The task:
Report how many lines below contain the word "Blue", and give only that number.

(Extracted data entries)
# # # #
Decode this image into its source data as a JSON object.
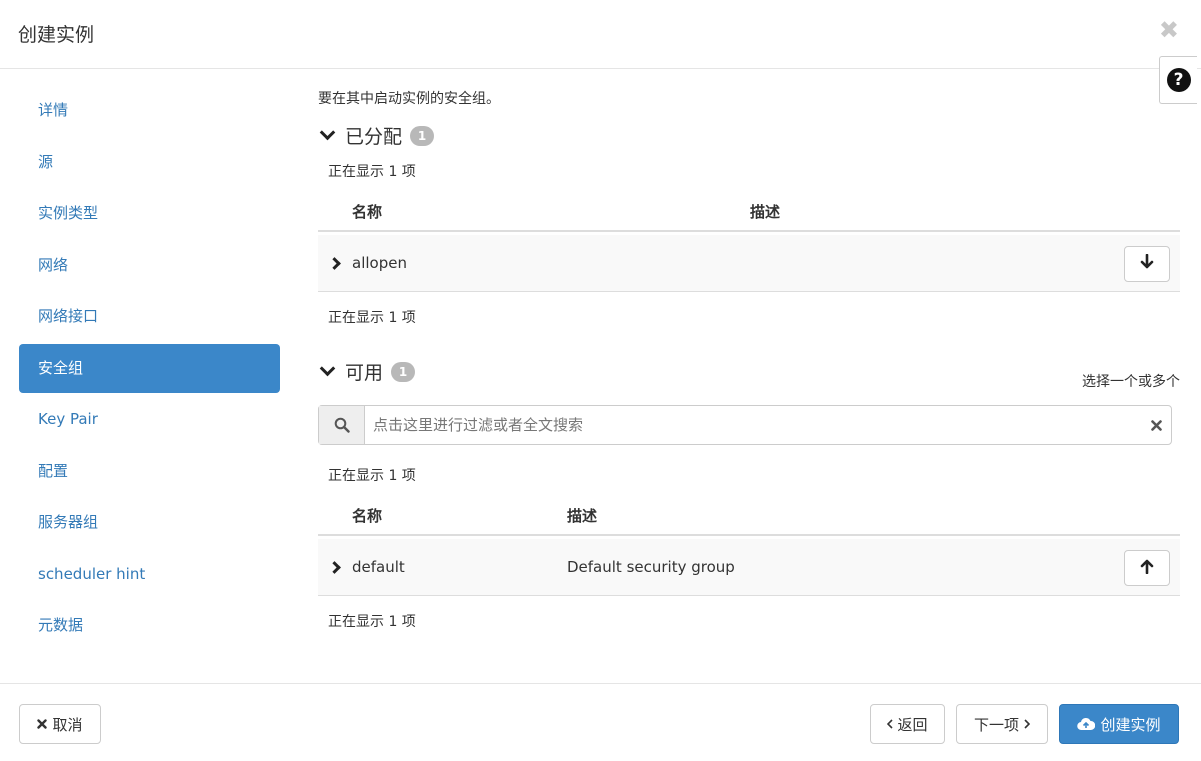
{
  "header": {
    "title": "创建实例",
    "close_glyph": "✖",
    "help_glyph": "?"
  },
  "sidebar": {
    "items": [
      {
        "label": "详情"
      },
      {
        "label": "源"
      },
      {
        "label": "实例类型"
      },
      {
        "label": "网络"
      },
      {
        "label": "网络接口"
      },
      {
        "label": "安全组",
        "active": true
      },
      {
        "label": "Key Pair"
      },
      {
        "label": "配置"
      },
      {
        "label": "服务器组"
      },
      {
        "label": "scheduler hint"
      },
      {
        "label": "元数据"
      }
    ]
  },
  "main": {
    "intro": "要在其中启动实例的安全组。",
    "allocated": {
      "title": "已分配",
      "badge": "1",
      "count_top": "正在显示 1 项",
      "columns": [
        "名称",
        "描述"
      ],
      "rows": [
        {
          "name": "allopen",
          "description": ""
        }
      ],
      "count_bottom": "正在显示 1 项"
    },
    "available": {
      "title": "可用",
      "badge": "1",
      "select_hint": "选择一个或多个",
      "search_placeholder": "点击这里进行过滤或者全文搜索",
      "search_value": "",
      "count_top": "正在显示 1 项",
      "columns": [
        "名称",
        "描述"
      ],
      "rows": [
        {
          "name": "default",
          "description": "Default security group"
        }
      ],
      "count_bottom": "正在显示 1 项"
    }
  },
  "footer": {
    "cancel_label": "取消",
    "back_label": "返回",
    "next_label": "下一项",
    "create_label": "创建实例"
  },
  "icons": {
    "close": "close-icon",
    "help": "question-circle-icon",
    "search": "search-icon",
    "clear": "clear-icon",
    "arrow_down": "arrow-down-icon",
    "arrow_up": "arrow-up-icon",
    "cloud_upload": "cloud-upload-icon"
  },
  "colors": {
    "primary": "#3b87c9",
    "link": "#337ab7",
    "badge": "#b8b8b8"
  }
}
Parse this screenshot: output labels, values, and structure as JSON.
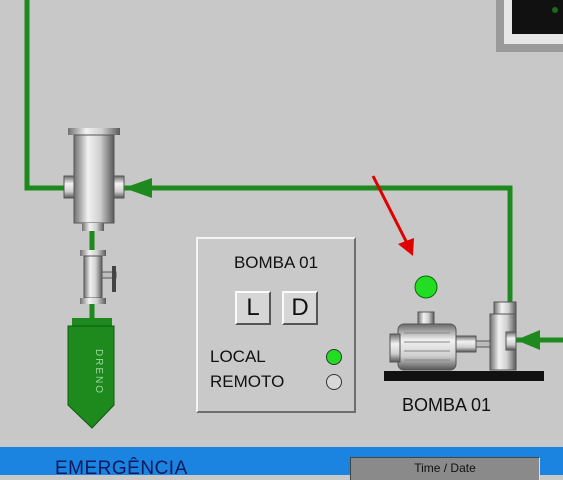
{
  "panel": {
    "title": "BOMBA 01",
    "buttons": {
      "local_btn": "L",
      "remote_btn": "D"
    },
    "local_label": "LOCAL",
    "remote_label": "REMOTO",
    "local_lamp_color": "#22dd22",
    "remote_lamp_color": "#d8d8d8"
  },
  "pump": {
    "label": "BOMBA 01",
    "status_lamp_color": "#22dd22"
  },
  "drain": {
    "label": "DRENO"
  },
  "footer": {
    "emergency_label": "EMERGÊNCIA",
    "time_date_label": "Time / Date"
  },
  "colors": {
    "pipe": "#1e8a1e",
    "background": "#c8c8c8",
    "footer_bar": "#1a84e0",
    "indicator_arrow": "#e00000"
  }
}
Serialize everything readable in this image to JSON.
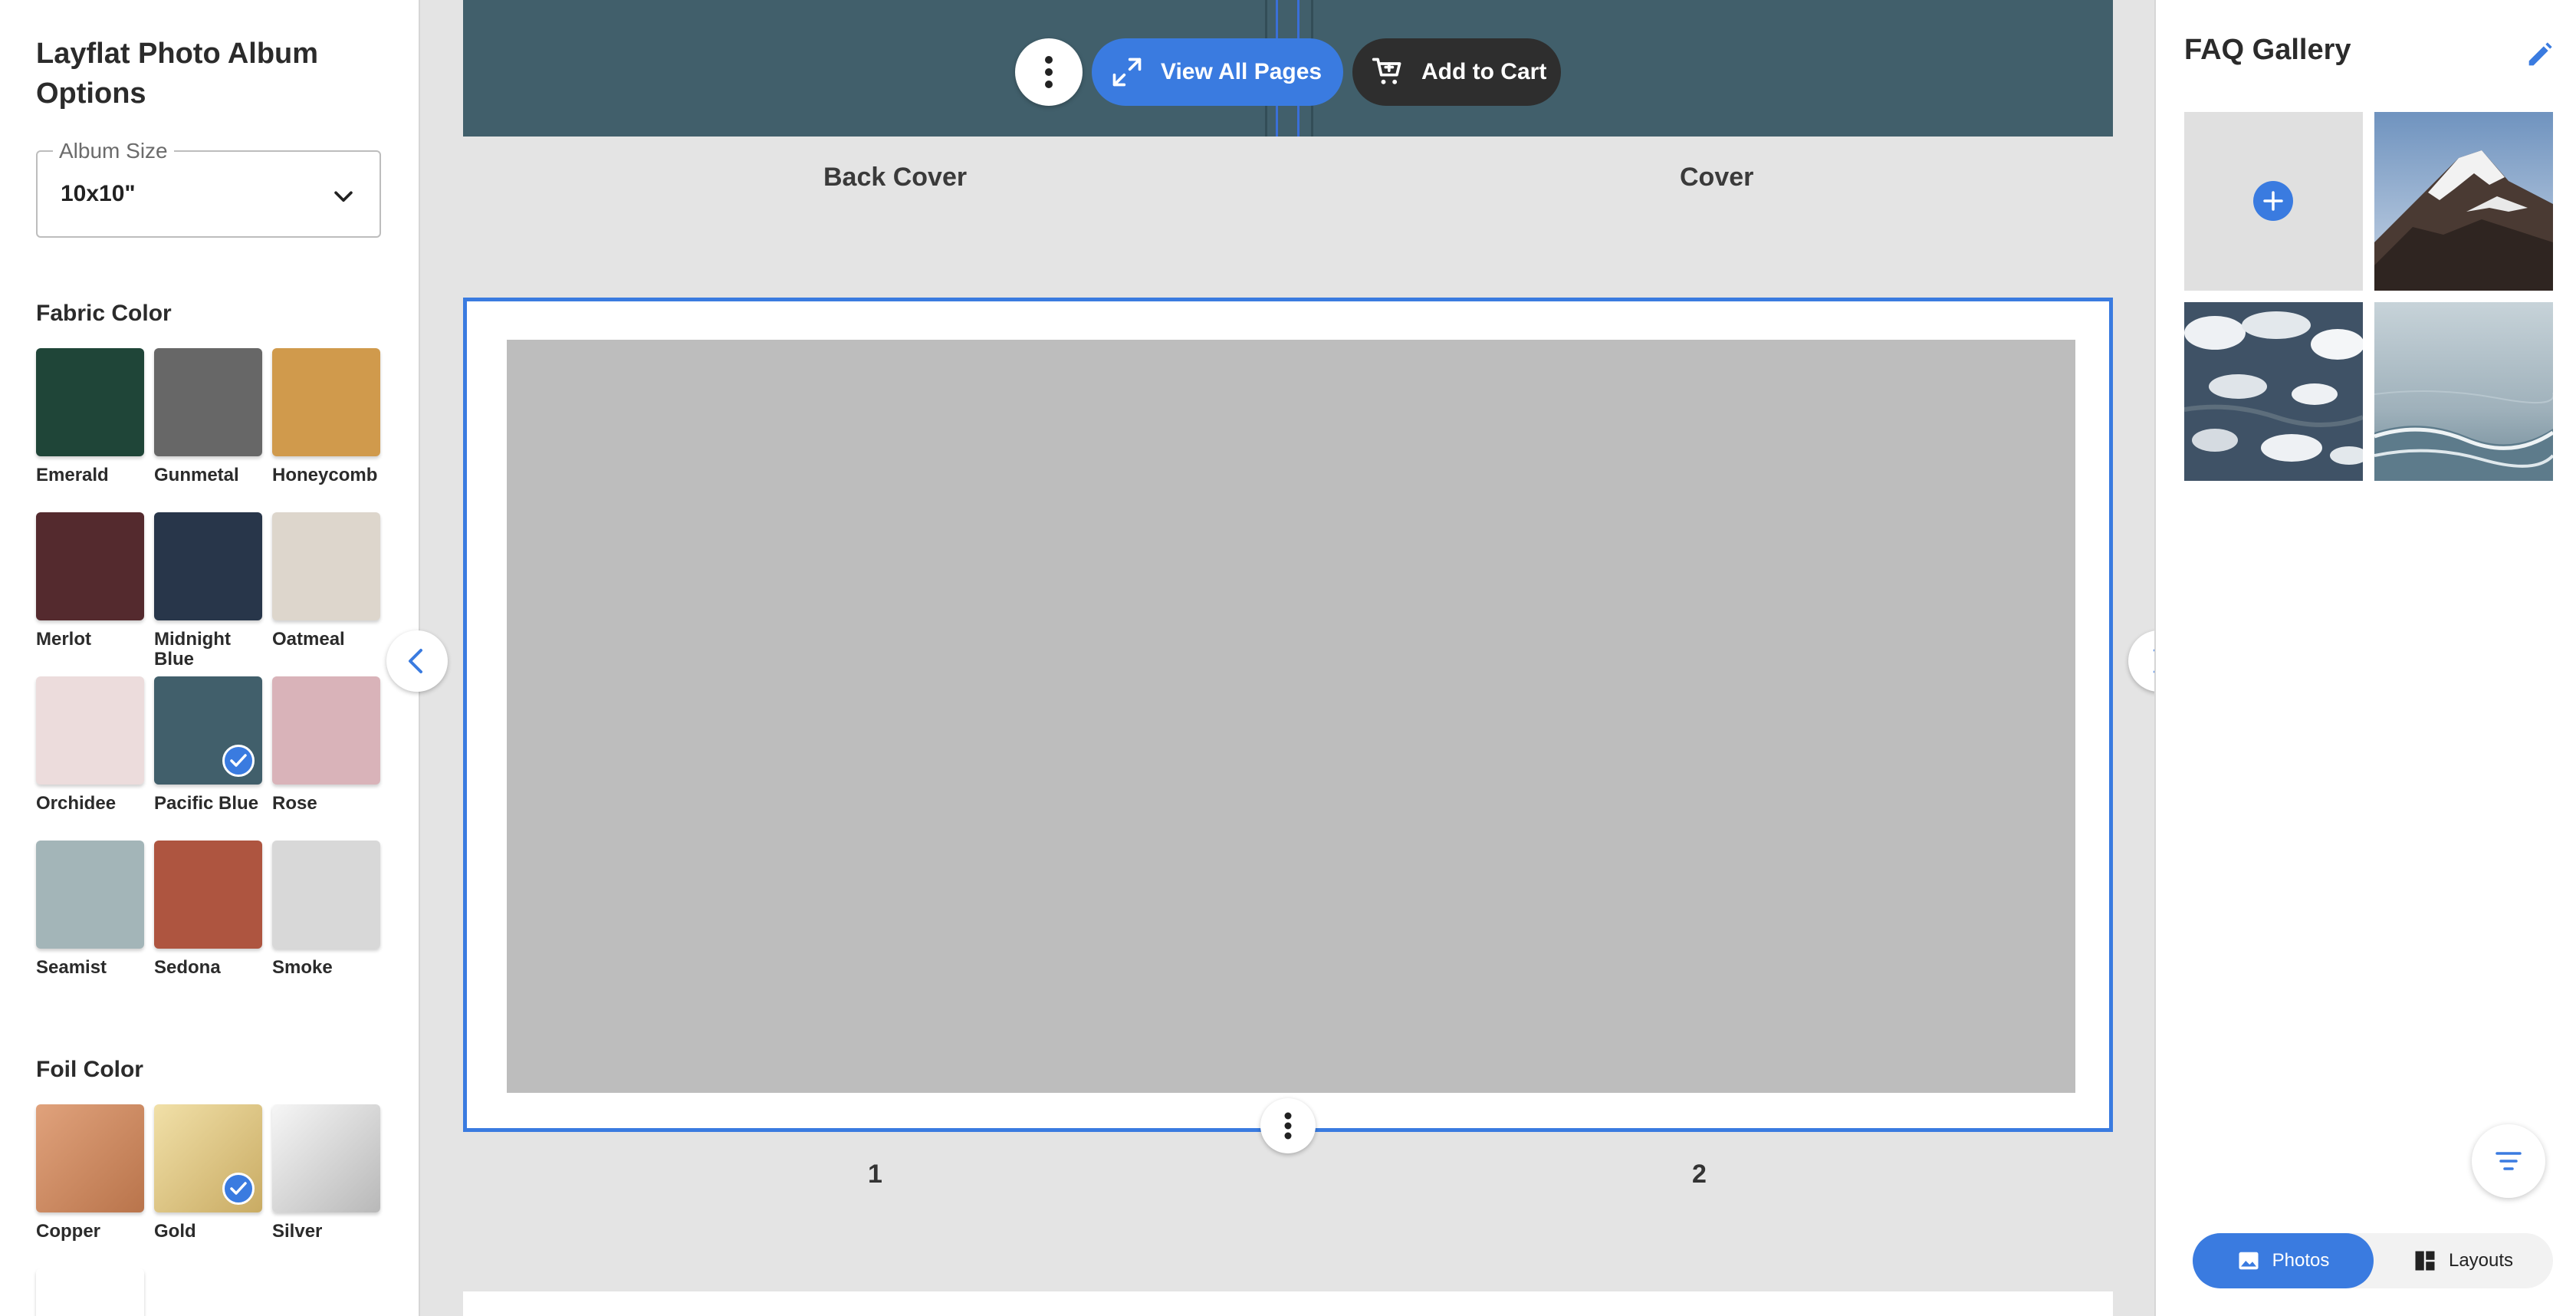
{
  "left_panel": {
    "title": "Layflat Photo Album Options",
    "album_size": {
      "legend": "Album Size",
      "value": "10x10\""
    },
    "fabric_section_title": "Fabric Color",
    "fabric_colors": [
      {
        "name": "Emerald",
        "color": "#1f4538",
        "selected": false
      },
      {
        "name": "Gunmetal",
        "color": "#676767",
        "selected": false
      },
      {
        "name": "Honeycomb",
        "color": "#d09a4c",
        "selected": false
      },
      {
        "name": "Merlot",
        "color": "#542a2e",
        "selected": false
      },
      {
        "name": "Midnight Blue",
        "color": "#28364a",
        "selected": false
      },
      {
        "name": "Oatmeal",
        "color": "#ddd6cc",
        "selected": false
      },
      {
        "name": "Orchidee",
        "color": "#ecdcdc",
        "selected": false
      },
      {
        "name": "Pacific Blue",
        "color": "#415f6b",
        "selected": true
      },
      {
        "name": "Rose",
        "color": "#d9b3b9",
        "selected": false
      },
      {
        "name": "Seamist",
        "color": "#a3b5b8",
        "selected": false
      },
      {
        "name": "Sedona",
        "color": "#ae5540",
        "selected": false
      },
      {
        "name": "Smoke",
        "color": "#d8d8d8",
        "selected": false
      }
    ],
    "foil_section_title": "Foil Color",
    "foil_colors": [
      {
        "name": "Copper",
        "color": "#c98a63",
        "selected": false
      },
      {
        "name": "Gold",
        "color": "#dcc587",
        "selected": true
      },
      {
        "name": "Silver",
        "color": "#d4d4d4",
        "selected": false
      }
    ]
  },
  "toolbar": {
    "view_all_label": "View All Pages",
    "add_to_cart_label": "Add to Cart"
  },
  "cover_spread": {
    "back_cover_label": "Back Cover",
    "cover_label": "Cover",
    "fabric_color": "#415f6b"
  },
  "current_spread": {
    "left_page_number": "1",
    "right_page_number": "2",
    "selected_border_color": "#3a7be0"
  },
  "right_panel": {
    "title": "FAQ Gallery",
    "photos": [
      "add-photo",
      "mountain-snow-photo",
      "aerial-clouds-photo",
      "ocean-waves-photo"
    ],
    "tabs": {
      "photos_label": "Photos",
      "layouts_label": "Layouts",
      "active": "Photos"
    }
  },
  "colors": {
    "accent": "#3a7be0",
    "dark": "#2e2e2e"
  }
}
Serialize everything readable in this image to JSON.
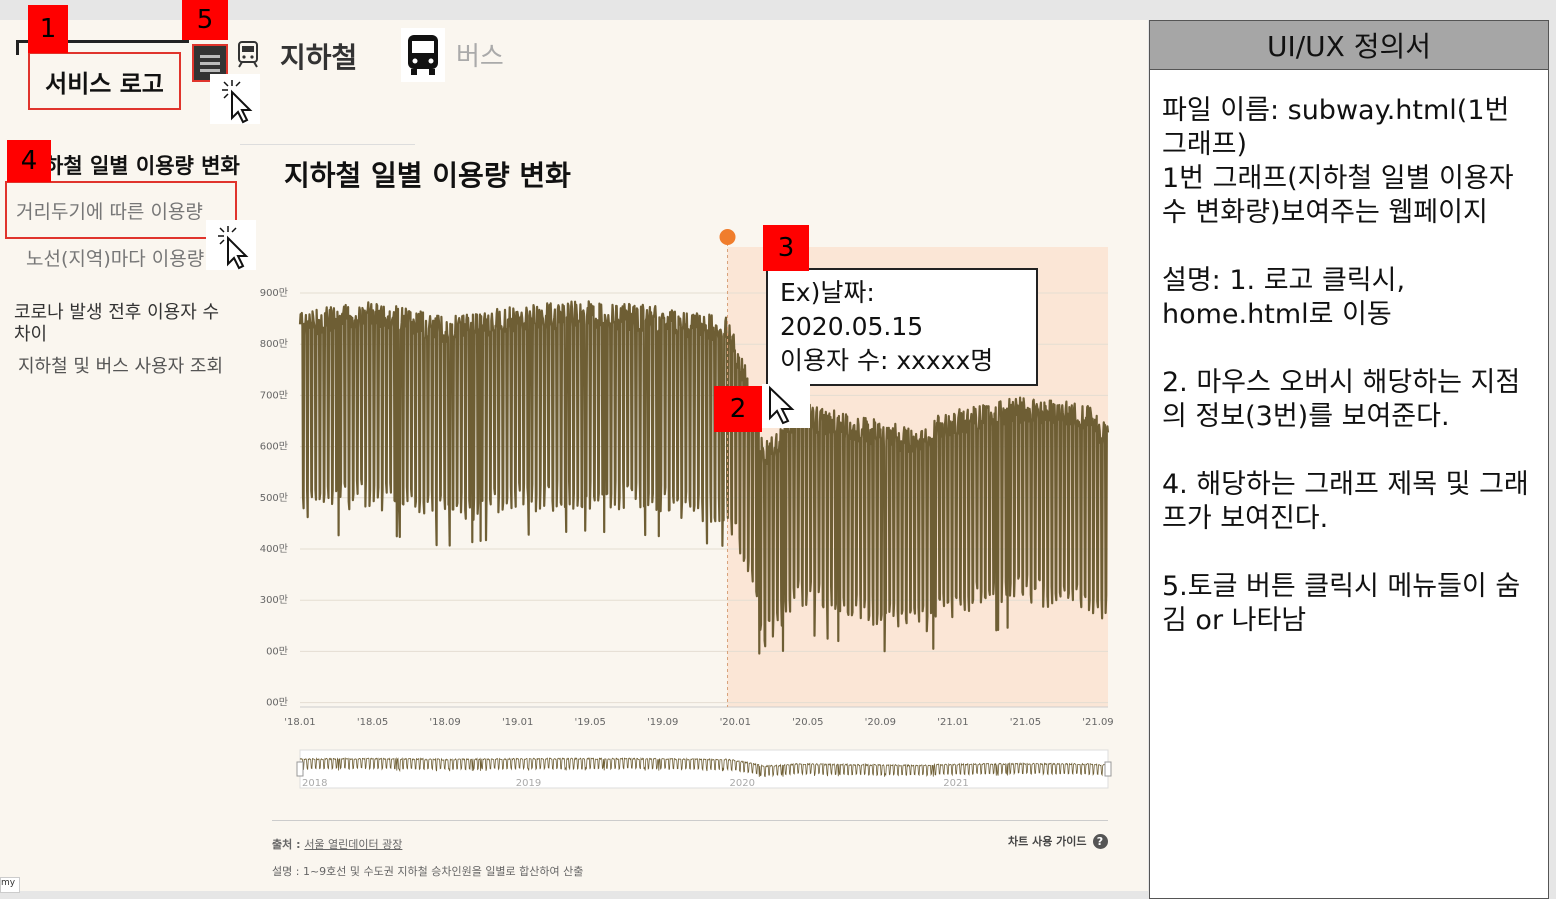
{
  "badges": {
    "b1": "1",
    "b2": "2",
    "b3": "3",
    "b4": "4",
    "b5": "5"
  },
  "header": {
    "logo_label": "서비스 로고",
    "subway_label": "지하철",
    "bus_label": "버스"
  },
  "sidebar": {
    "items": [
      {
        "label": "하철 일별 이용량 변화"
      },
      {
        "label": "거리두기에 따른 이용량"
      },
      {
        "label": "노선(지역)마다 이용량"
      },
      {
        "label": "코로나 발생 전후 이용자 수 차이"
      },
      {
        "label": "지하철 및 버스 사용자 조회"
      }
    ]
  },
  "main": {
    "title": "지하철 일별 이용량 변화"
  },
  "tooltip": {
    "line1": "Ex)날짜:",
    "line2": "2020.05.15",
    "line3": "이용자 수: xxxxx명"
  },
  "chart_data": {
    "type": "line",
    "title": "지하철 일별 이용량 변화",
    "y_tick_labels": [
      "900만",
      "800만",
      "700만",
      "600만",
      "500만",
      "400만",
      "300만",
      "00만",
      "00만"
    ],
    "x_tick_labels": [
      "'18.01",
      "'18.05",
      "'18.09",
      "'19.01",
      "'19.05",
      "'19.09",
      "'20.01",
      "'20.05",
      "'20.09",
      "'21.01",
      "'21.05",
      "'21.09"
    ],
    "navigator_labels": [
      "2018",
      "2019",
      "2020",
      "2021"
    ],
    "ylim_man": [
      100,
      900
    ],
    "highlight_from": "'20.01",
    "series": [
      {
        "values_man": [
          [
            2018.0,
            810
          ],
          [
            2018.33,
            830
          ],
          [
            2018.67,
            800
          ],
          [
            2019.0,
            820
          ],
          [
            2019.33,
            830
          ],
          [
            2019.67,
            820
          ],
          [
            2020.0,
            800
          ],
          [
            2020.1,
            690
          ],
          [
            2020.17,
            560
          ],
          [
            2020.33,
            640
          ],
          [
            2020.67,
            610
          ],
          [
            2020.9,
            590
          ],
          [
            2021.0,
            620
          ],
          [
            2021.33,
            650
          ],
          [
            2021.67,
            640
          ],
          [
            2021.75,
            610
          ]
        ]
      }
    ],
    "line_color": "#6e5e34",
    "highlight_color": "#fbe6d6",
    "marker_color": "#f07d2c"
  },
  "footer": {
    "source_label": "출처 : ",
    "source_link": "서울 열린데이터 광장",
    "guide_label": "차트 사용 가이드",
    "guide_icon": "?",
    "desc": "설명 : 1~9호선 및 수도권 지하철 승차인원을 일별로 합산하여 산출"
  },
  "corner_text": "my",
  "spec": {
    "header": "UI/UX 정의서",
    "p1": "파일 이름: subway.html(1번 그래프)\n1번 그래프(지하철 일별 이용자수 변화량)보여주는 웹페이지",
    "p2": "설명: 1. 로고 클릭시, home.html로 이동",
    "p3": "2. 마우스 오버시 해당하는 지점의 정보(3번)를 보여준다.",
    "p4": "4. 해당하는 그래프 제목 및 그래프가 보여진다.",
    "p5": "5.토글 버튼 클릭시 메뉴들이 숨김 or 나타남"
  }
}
# # # #
Full answer:
2